───── Data
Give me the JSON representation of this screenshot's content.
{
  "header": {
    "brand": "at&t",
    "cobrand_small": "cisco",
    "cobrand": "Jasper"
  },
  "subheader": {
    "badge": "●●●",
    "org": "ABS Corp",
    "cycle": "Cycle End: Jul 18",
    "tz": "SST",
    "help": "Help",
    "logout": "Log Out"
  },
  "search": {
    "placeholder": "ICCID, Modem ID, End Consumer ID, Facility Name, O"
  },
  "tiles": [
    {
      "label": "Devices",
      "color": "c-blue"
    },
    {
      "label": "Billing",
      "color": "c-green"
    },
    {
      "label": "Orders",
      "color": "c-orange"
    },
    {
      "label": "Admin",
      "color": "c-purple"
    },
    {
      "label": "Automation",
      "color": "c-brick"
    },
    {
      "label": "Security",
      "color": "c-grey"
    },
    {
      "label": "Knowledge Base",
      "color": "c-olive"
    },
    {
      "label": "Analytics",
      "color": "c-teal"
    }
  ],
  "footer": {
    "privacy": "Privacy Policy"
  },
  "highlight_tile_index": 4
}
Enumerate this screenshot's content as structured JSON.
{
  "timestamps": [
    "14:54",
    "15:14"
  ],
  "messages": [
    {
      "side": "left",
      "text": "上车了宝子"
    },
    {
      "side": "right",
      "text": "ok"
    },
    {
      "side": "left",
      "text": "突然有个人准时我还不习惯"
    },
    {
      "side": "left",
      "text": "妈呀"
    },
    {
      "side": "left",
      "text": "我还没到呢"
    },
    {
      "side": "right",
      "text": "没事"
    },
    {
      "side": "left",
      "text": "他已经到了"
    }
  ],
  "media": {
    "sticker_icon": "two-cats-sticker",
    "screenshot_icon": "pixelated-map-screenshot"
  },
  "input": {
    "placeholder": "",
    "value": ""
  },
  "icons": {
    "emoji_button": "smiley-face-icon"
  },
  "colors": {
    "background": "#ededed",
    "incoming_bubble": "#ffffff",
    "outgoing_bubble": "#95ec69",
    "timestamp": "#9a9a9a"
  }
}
──────────
#### Problem requirements:
Each record above should be returned exactly as it appears.

#### Task output:
Give me the JSON representation of this screenshot's content.
{
  "header": {
    "brand": "at&t",
    "cobrand_small": "cisco",
    "cobrand": "Jasper"
  },
  "subheader": {
    "badge": "●●●",
    "org": "ABS Corp",
    "cycle": "Cycle End: Jul 18",
    "tz": "SST",
    "help": "Help",
    "logout": "Log Out"
  },
  "search": {
    "placeholder": "ICCID, Modem ID, End Consumer ID, Facility Name, O"
  },
  "tiles": [
    {
      "label": "Devices",
      "color": "c-blue"
    },
    {
      "label": "Billing",
      "color": "c-green"
    },
    {
      "label": "Orders",
      "color": "c-orange"
    },
    {
      "label": "Admin",
      "color": "c-purple"
    },
    {
      "label": "Automation",
      "color": "c-brick"
    },
    {
      "label": "Security",
      "color": "c-grey"
    },
    {
      "label": "Knowledge Base",
      "color": "c-olive"
    },
    {
      "label": "Analytics",
      "color": "c-teal"
    }
  ],
  "footer": {
    "privacy": "Privacy Policy"
  },
  "highlight_tile_index": 4
}
Enumerate this screenshot's content as structured JSON.
{
  "timestamps": [
    "14:54",
    "15:14"
  ],
  "messages": [
    {
      "side": "left",
      "text": "上车了宝子"
    },
    {
      "side": "right",
      "text": "ok"
    },
    {
      "side": "left",
      "text": "突然有个人准时我还不习惯"
    },
    {
      "side": "left",
      "text": "妈呀"
    },
    {
      "side": "left",
      "text": "我还没到呢"
    },
    {
      "side": "right",
      "text": "没事"
    },
    {
      "side": "left",
      "text": "他已经到了"
    }
  ],
  "media": {
    "sticker_icon": "two-cats-sticker",
    "screenshot_icon": "pixelated-map-screenshot"
  },
  "input": {
    "placeholder": "",
    "value": ""
  },
  "icons": {
    "emoji_button": "smiley-face-icon"
  },
  "colors": {
    "background": "#ededed",
    "incoming_bubble": "#ffffff",
    "outgoing_bubble": "#95ec69",
    "timestamp": "#9a9a9a"
  }
}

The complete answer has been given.